(GOAL OF THE EXERCISE): Your task is to repeat the entries underneath exactly, minus the pictures.

(INPUT ROWS):
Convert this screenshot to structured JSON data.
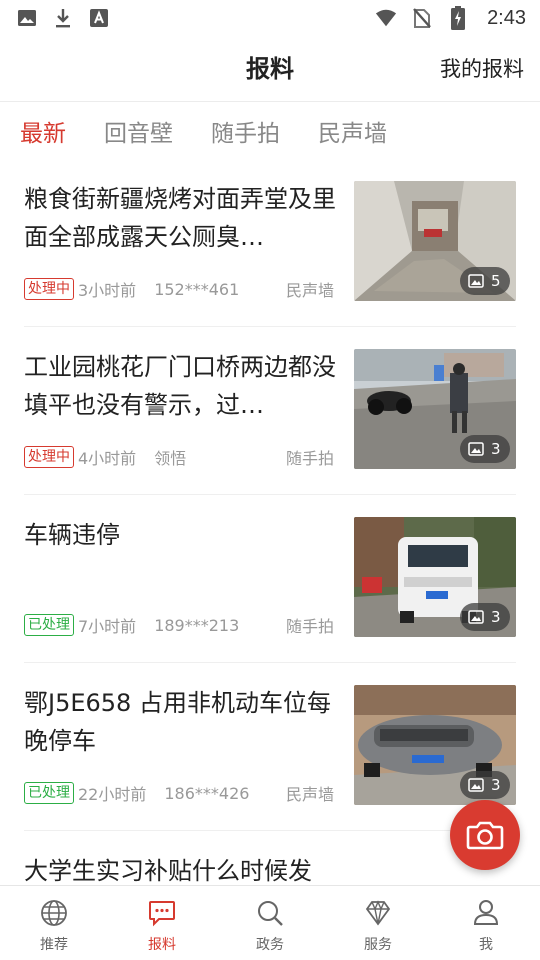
{
  "status_bar": {
    "time": "2:43",
    "left_icons": [
      "image-icon",
      "download-icon",
      "font-icon"
    ],
    "right_icons": [
      "wifi-icon",
      "no-sim-icon",
      "battery-charging-icon"
    ]
  },
  "header": {
    "title": "报料",
    "right_link": "我的报料"
  },
  "tabs": [
    {
      "label": "最新",
      "active": true
    },
    {
      "label": "回音壁",
      "active": false
    },
    {
      "label": "随手拍",
      "active": false
    },
    {
      "label": "民声墙",
      "active": false
    }
  ],
  "feed": [
    {
      "title": "粮食街新疆烧烤对面弄堂及里面全部成露天公厕臭…",
      "status": "处理中",
      "status_type": "processing",
      "time": "3小时前",
      "user": "152***461",
      "category": "民声墙",
      "photo_count": "5"
    },
    {
      "title": "工业园桃花厂门口桥两边都没填平也没有警示，过…",
      "status": "处理中",
      "status_type": "processing",
      "time": "4小时前",
      "user": "领悟",
      "category": "随手拍",
      "photo_count": "3"
    },
    {
      "title": "车辆违停",
      "status": "已处理",
      "status_type": "done",
      "time": "7小时前",
      "user": "189***213",
      "category": "随手拍",
      "photo_count": "3"
    },
    {
      "title": "鄂J5E658 占用非机动车位每晚停车",
      "status": "已处理",
      "status_type": "done",
      "time": "22小时前",
      "user": "186***426",
      "category": "民声墙",
      "photo_count": "3"
    },
    {
      "title": "大学生实习补贴什么时候发"
    }
  ],
  "fab": {
    "icon": "camera-icon",
    "color": "#d93b30"
  },
  "bottom_nav": [
    {
      "label": "推荐",
      "icon": "globe-icon",
      "active": false
    },
    {
      "label": "报料",
      "icon": "chat-icon",
      "active": true
    },
    {
      "label": "政务",
      "icon": "search-icon",
      "active": false
    },
    {
      "label": "服务",
      "icon": "diamond-icon",
      "active": false
    },
    {
      "label": "我",
      "icon": "user-icon",
      "active": false
    }
  ],
  "colors": {
    "accent": "#d63a2f",
    "done": "#2cae45"
  }
}
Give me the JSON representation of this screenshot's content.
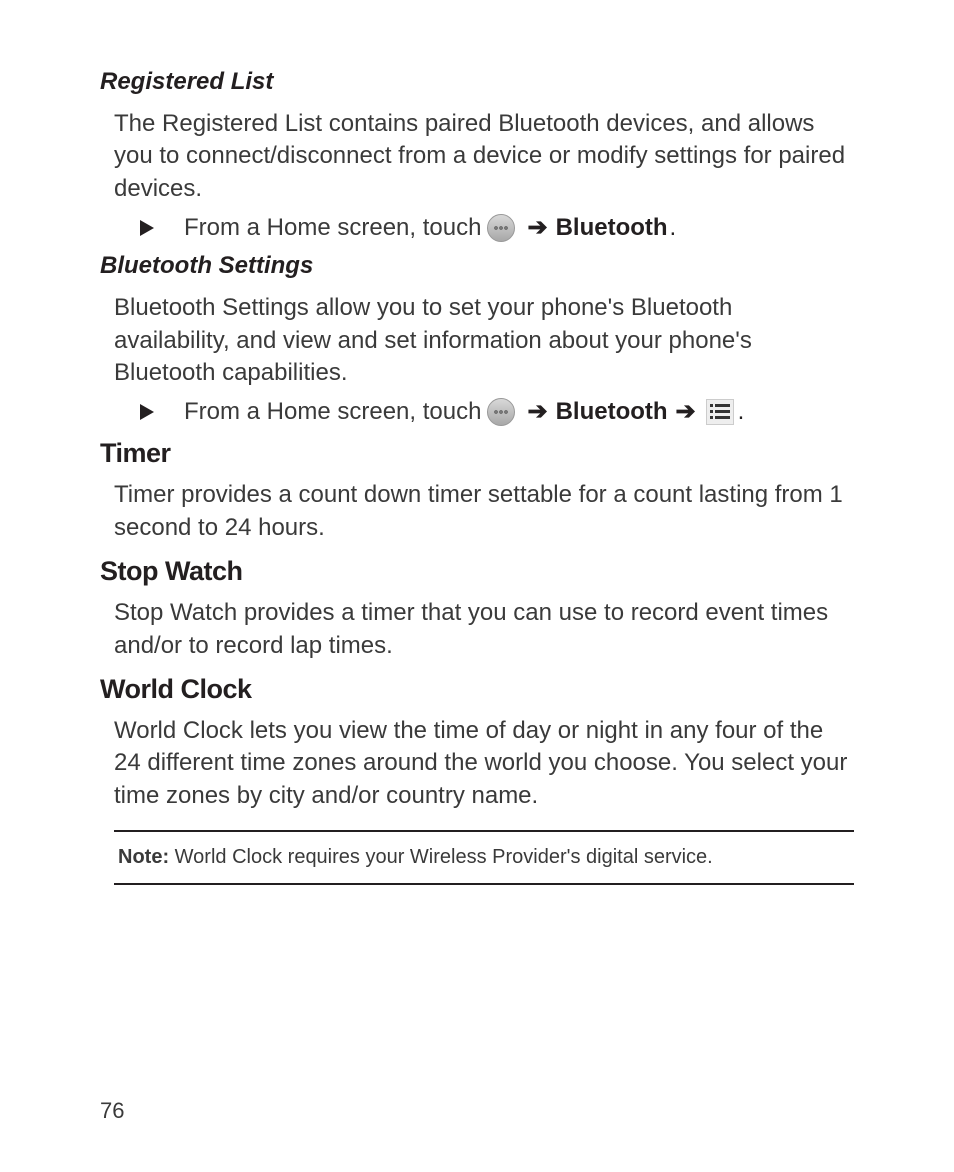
{
  "sections": {
    "registered_list": {
      "heading": "Registered List",
      "body": "The Registered List contains paired Bluetooth devices, and allows you to connect/disconnect from a device or modify settings for paired devices.",
      "step_prefix": "From a Home screen, touch ",
      "step_bold": "Bluetooth"
    },
    "bluetooth_settings": {
      "heading": "Bluetooth Settings",
      "body": "Bluetooth Settings allow you to set your phone's Bluetooth availability, and view and set information about your phone's Bluetooth capabilities.",
      "step_prefix": "From a Home screen, touch ",
      "step_bold": "Bluetooth"
    },
    "timer": {
      "heading": "Timer",
      "body": "Timer provides a count down timer settable for a count lasting from 1 second to 24 hours."
    },
    "stop_watch": {
      "heading": "Stop Watch",
      "body": "Stop Watch provides a timer that you can use to record event times and/or to record lap times."
    },
    "world_clock": {
      "heading": "World Clock",
      "body": "World Clock lets you view the time of day or night in any four of the 24 different time zones around the world you choose. You select your time zones by city and/or country name."
    }
  },
  "note": {
    "label": "Note:",
    "text": " World Clock requires your Wireless Provider's digital service."
  },
  "arrow_glyph": "➔",
  "page_number": "76"
}
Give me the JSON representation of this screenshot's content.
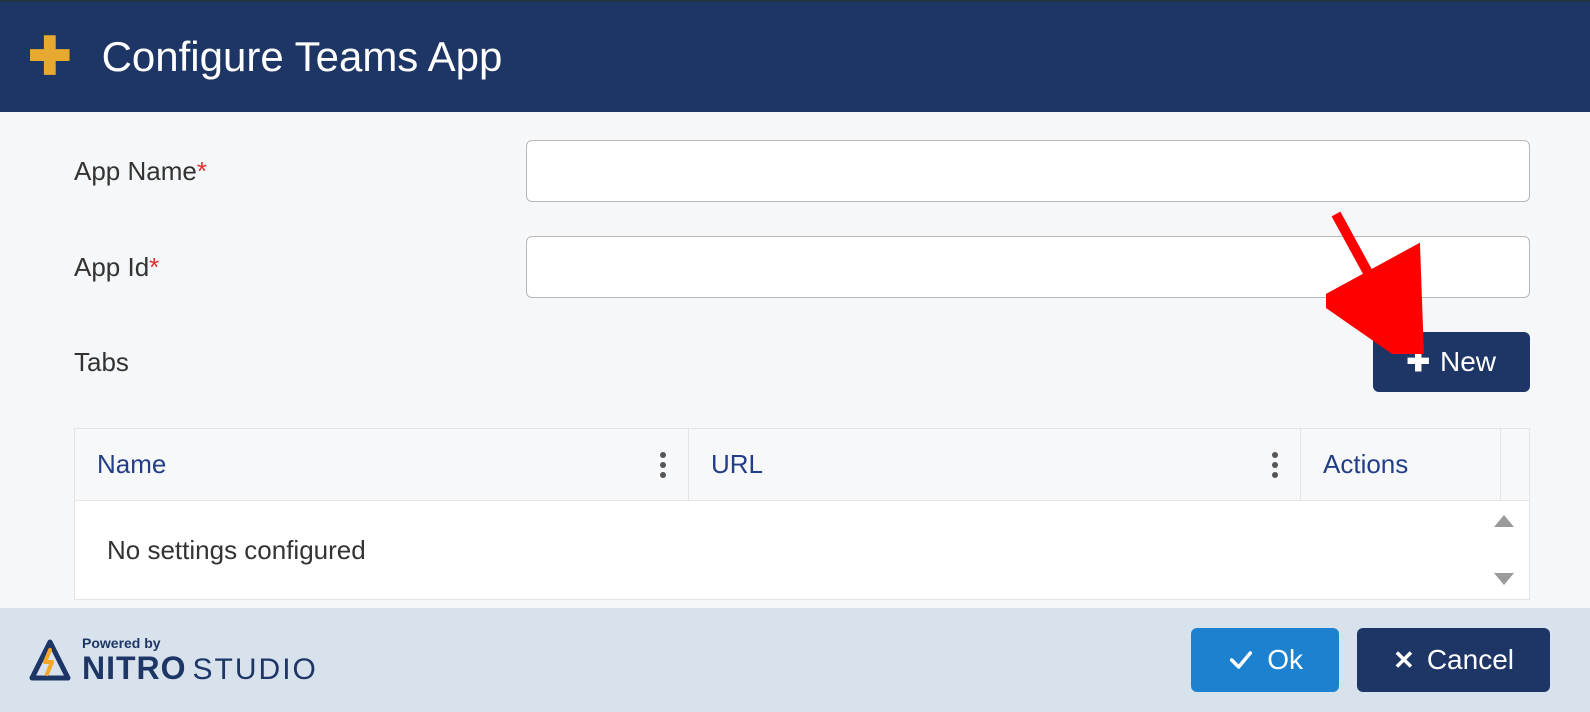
{
  "header": {
    "title": "Configure Teams App"
  },
  "form": {
    "appName": {
      "label": "App Name",
      "value": ""
    },
    "appId": {
      "label": "App Id",
      "value": ""
    },
    "tabsLabel": "Tabs",
    "newButton": "New"
  },
  "table": {
    "columns": {
      "name": "Name",
      "url": "URL",
      "actions": "Actions"
    },
    "emptyMessage": "No settings configured"
  },
  "footer": {
    "poweredBy": "Powered by",
    "brandA": "NITRO",
    "brandB": "STUDIO",
    "ok": "Ok",
    "cancel": "Cancel"
  }
}
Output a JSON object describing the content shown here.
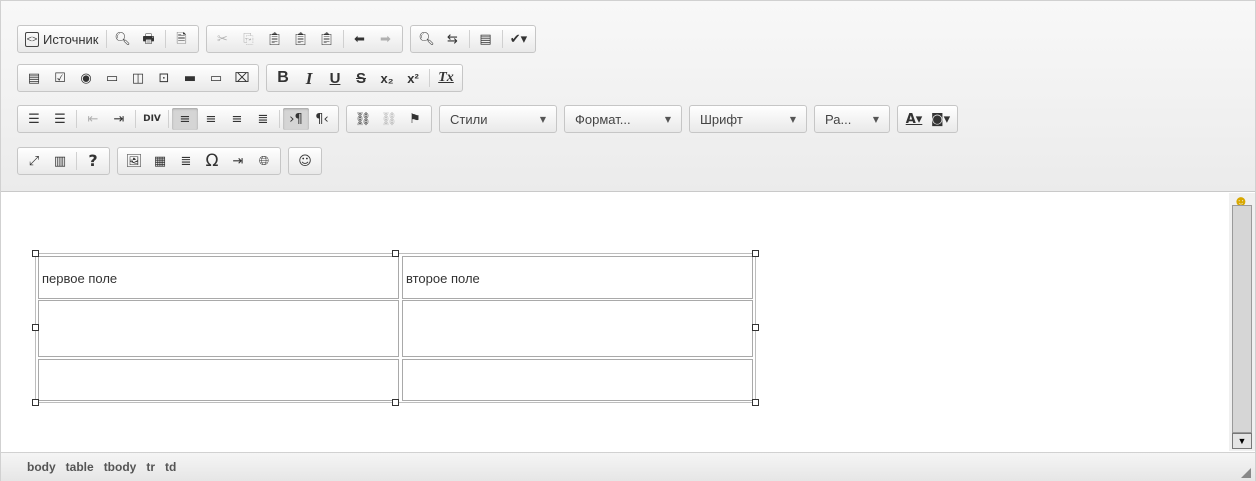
{
  "toolbar": {
    "source_label": "Источник",
    "styles_label": "Стили",
    "format_label": "Формат...",
    "font_label": "Шрифт",
    "size_label": "Ра...",
    "bold": "B",
    "italic": "I",
    "underline": "U",
    "strike": "S",
    "subscript": "x₂",
    "superscript": "x²",
    "remove_format": "Tx",
    "question": "?",
    "omega": "Ω",
    "div_label": "DIV"
  },
  "content": {
    "table": {
      "rows": [
        [
          "первое поле",
          "второе поле"
        ],
        [
          "",
          ""
        ],
        [
          "",
          ""
        ]
      ]
    }
  },
  "status": {
    "path": [
      "body",
      "table",
      "tbody",
      "tr",
      "td"
    ]
  }
}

(EXERCISE RESULT):
Convert this screenshot to structured JSON data.
{
  "status_bar": {
    "time": "2:43",
    "left_icons": [
      "image-icon",
      "download-icon",
      "font-icon"
    ],
    "right_icons": [
      "wifi-icon",
      "no-sim-icon",
      "battery-charging-icon"
    ]
  },
  "header": {
    "title": "报料",
    "right_link": "我的报料"
  },
  "tabs": [
    {
      "label": "最新",
      "active": true
    },
    {
      "label": "回音壁",
      "active": false
    },
    {
      "label": "随手拍",
      "active": false
    },
    {
      "label": "民声墙",
      "active": false
    }
  ],
  "feed": [
    {
      "title": "粮食街新疆烧烤对面弄堂及里面全部成露天公厕臭…",
      "status": "处理中",
      "status_type": "processing",
      "time": "3小时前",
      "user": "152***461",
      "category": "民声墙",
      "photo_count": "5"
    },
    {
      "title": "工业园桃花厂门口桥两边都没填平也没有警示，过…",
      "status": "处理中",
      "status_type": "processing",
      "time": "4小时前",
      "user": "领悟",
      "category": "随手拍",
      "photo_count": "3"
    },
    {
      "title": "车辆违停",
      "status": "已处理",
      "status_type": "done",
      "time": "7小时前",
      "user": "189***213",
      "category": "随手拍",
      "photo_count": "3"
    },
    {
      "title": "鄂J5E658 占用非机动车位每晚停车",
      "status": "已处理",
      "status_type": "done",
      "time": "22小时前",
      "user": "186***426",
      "category": "民声墙",
      "photo_count": "3"
    },
    {
      "title": "大学生实习补贴什么时候发"
    }
  ],
  "fab": {
    "icon": "camera-icon",
    "color": "#d93b30"
  },
  "bottom_nav": [
    {
      "label": "推荐",
      "icon": "globe-icon",
      "active": false
    },
    {
      "label": "报料",
      "icon": "chat-icon",
      "active": true
    },
    {
      "label": "政务",
      "icon": "search-icon",
      "active": false
    },
    {
      "label": "服务",
      "icon": "diamond-icon",
      "active": false
    },
    {
      "label": "我",
      "icon": "user-icon",
      "active": false
    }
  ],
  "colors": {
    "accent": "#d63a2f",
    "done": "#2cae45"
  }
}
Give me the JSON representation of this screenshot's content.
{
  "sections": {
    "registered_list": {
      "heading": "Registered List",
      "body": "The Registered List contains paired Bluetooth devices, and allows you to connect/disconnect from a device or modify settings for paired devices.",
      "step_prefix": "From a Home screen, touch ",
      "step_bold": "Bluetooth"
    },
    "bluetooth_settings": {
      "heading": "Bluetooth Settings",
      "body": "Bluetooth Settings allow you to set your phone's Bluetooth availability, and view and set information about your phone's Bluetooth capabilities.",
      "step_prefix": "From a Home screen, touch ",
      "step_bold": "Bluetooth"
    },
    "timer": {
      "heading": "Timer",
      "body": "Timer provides a count down timer settable for a count lasting from 1 second to 24 hours."
    },
    "stop_watch": {
      "heading": "Stop Watch",
      "body": "Stop Watch provides a timer that you can use to record event times and/or to record lap times."
    },
    "world_clock": {
      "heading": "World Clock",
      "body": "World Clock lets you view the time of day or night in any four of the 24 different time zones around the world you choose. You select your time zones by city and/or country name."
    }
  },
  "note": {
    "label": "Note:",
    "text": " World Clock requires your Wireless Provider's digital service."
  },
  "arrow_glyph": "➔",
  "page_number": "76"
}
Give me the JSON representation of this screenshot's content.
{
  "header": {
    "title": "Configure Teams App"
  },
  "form": {
    "appName": {
      "label": "App Name",
      "value": ""
    },
    "appId": {
      "label": "App Id",
      "value": ""
    },
    "tabsLabel": "Tabs",
    "newButton": "New"
  },
  "table": {
    "columns": {
      "name": "Name",
      "url": "URL",
      "actions": "Actions"
    },
    "emptyMessage": "No settings configured"
  },
  "footer": {
    "poweredBy": "Powered by",
    "brandA": "NITRO",
    "brandB": "STUDIO",
    "ok": "Ok",
    "cancel": "Cancel"
  }
}
Output a JSON object describing the content shown here.
{
  "toolbar": {
    "source_label": "Источник",
    "styles_label": "Стили",
    "format_label": "Формат...",
    "font_label": "Шрифт",
    "size_label": "Ра...",
    "bold": "B",
    "italic": "I",
    "underline": "U",
    "strike": "S",
    "subscript": "x₂",
    "superscript": "x²",
    "remove_format": "Tx",
    "question": "?",
    "omega": "Ω",
    "div_label": "DIV"
  },
  "content": {
    "table": {
      "rows": [
        [
          "первое поле",
          "второе поле"
        ],
        [
          "",
          ""
        ],
        [
          "",
          ""
        ]
      ]
    }
  },
  "status": {
    "path": [
      "body",
      "table",
      "tbody",
      "tr",
      "td"
    ]
  }
}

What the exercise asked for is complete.